=== Written instruction 1 ===
Rewrite the entries from the start through the line containing "printer-imprint: AAGE &", switching "Bopæl" to "Adresse" and leaving everything else in those lines unchanged.
════════════════════
Defendants rightly note that when a state rule of civil procedure allows a party to recover more than the amount sought (such as Ohio Rule of Civil Procedure 54(C)), this Court has indeed found a difference between the general language in a complaint and an unequivocal stipulation that the plaintiff will neither seek, nor accept, damages in excess of $75,000. See Burke-Williams v. Volkswagen Grp. Of Am., Inc., No. 1:15-CV-702, 2015 U.S. Dist. LEXIS 172193, at *5 (S.D. Ohio 2015). In this case, Plaintiff expressed a desire that the damages not exceed $75,000 in toto, but did not expressly stipulate that it would not accept damages over that amount. The mere absence of an unequivocal stipulation, however, does not automatically prove that the amount sought is an inaccurate reflection of the true damages.
As discussed previously, Defendants rely partly upon gross sales figures to support removal. The case law they provide to support reliance on such a figure for the purposes of establishing diversity jurisdiction, however, looked to gross profits. See FirstEnergy Solutions Corp. v. Flerick, 521 F. App'x 521, 525 (6th Cir. 2013). Ultimately, Adams' declaration does not rise to the level of "competent proof." Gafford, 997 F.2d at 160 (quoting McNutt v. General Motors Acceptance Corp., 298 U.S. 178, 189 (1936)). Defendants have not offered evidence of Plaintiff's gross profits during the comparable time period and have not otherwise rebutted the legitimacy of the amount pleaded in Plaintiff's Complaint.
════════════════════
=== Written instruction 2 ===
In the court excerpt, which case do Defendants cite to support relying on a sales figure, even though that case looked to gross profits?

=== Record extracts ===
════════════════════
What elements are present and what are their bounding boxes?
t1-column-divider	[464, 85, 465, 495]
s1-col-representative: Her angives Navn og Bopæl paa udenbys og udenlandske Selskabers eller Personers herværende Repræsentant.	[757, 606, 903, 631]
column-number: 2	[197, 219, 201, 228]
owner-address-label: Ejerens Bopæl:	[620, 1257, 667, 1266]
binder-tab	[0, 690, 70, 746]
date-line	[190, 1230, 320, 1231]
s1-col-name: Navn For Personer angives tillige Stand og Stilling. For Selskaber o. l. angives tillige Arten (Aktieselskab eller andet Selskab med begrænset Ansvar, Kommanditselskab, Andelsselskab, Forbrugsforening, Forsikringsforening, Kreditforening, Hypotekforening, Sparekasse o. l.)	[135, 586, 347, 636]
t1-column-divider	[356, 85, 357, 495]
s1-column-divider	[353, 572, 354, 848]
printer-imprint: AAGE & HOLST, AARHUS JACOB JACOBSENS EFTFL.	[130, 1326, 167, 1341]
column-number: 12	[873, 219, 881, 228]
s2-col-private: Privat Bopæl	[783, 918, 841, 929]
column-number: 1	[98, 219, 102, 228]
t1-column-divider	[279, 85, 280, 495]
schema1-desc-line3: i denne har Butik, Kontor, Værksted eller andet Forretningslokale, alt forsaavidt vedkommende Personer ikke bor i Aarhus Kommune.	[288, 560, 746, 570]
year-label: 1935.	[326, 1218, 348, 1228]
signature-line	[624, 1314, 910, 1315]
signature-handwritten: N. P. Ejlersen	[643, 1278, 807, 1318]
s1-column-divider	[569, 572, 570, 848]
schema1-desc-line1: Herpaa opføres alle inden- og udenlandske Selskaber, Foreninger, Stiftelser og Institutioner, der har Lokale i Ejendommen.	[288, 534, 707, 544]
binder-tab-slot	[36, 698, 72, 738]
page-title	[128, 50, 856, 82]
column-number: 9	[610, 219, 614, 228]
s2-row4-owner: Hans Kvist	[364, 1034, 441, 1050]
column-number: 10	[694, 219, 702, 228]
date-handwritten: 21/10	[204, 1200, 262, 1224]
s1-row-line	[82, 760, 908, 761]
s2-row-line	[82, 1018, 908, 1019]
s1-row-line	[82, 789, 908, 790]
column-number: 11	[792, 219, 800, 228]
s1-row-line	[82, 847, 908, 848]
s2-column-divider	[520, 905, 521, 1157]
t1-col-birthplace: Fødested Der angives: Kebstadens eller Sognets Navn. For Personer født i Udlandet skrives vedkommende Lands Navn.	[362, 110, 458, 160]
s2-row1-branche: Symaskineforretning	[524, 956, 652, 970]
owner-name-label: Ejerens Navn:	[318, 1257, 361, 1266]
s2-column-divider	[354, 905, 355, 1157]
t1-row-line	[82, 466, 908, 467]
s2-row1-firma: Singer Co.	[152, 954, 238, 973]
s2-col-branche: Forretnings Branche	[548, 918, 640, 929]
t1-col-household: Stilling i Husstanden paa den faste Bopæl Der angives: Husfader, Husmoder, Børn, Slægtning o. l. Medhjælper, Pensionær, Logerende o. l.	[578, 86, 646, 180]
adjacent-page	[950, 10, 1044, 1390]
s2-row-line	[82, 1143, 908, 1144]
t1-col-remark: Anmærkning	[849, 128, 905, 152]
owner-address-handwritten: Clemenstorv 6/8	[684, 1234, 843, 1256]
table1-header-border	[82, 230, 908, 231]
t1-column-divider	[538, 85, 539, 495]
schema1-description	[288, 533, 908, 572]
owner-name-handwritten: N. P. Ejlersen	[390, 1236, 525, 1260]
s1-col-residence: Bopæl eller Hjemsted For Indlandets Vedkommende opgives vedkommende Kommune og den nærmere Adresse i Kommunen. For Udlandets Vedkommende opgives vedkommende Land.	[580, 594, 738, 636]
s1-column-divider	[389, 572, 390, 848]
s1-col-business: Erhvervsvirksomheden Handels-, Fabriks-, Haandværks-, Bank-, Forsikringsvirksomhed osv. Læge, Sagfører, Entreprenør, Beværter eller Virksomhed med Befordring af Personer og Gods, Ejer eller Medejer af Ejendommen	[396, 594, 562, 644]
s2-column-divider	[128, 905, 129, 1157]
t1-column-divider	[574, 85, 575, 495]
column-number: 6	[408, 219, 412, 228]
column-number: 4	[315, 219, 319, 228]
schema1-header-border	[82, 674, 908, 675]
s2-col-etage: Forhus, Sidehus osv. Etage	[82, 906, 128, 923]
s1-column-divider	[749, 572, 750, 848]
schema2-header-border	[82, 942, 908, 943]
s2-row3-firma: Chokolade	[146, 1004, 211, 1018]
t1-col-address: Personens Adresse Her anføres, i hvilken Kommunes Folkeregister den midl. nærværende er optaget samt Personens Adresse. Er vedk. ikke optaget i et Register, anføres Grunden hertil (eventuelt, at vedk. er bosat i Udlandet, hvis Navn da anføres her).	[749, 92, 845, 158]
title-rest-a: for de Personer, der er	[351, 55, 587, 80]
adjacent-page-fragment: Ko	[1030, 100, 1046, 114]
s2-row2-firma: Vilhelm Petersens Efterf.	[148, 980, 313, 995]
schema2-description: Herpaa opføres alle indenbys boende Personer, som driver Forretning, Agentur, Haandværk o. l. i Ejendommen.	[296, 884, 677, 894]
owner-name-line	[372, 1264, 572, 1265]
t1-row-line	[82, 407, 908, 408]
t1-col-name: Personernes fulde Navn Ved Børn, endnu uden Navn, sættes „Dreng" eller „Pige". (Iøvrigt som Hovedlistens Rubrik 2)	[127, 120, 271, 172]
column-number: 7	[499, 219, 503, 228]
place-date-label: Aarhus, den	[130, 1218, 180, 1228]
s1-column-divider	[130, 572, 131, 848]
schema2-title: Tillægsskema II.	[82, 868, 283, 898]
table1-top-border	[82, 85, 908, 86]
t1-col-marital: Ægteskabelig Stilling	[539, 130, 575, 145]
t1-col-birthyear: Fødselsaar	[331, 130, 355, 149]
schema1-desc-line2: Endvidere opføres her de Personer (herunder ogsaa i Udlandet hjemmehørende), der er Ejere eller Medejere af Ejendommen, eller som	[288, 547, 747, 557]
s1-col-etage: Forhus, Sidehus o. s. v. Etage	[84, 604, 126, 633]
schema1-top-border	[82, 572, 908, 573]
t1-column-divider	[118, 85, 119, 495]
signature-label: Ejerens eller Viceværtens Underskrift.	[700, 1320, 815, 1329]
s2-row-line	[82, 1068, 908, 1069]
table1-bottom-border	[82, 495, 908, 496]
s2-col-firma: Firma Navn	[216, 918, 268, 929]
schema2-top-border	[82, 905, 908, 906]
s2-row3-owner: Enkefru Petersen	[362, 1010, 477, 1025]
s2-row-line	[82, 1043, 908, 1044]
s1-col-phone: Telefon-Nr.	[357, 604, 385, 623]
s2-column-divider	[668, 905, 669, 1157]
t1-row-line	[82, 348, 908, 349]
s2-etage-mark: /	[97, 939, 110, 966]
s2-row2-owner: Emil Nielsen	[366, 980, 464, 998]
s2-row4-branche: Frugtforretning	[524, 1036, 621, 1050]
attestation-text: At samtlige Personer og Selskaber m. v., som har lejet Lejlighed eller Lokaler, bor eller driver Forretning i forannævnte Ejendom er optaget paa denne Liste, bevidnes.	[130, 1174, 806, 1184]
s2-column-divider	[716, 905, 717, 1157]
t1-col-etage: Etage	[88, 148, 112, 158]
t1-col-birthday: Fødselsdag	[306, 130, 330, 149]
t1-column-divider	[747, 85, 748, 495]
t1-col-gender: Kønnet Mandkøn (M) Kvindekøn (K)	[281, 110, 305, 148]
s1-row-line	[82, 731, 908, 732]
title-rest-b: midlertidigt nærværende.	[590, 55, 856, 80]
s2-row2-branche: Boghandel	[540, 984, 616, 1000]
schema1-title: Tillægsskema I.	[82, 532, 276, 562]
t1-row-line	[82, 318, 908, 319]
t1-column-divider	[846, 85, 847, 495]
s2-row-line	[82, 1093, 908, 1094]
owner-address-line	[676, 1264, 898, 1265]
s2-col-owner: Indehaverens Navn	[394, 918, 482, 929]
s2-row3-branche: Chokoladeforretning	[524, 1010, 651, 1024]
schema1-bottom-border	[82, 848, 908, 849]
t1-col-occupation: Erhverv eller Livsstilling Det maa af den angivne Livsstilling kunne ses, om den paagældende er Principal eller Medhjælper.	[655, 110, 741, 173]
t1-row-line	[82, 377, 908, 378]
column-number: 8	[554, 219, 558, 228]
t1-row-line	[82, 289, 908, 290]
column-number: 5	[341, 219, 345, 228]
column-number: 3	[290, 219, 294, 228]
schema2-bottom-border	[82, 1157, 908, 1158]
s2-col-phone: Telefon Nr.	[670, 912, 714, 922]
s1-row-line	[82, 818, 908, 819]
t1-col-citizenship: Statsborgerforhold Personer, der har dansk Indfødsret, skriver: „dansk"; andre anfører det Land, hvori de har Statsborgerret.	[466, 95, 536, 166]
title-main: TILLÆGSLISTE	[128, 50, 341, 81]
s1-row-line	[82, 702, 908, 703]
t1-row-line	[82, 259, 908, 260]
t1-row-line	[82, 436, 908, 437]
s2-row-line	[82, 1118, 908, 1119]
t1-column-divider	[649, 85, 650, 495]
════════════════════
=== Task response 1 ===
What elements are present and what are their bounding boxes?
t1-column-divider	[464, 85, 465, 495]
s1-col-representative: Her angives Navn og Adresse paa udenbys og udenlandske Selskabers eller Personers herværende Repræsentant.	[757, 606, 903, 631]
column-number: 2	[197, 219, 201, 228]
owner-address-label: Ejerens Adresse:	[620, 1257, 667, 1266]
binder-tab	[0, 690, 70, 746]
date-line	[190, 1230, 320, 1231]
s1-col-name: Navn For Personer angives tillige Stand og Stilling. For Selskaber o. l. angives tillige Arten (Aktieselskab eller andet Selskab med begrænset Ansvar, Kommanditselskab, Andelsselskab, Forbrugsforening, Forsikringsforening, Kreditforening, Hypotekforening, Sparekasse o. l.)	[135, 586, 347, 636]
t1-column-divider	[356, 85, 357, 495]
s1-column-divider	[353, 572, 354, 848]
printer-imprint: AAGE & HOLST, AARHUS JACOB JACOBSENS EFTFL.	[130, 1326, 167, 1341]

=== Task response 2 ===
FirstEnergy Solutions Corp. v. Flerick, 521 F. App'x 521, 525 (6th Cir. 2013).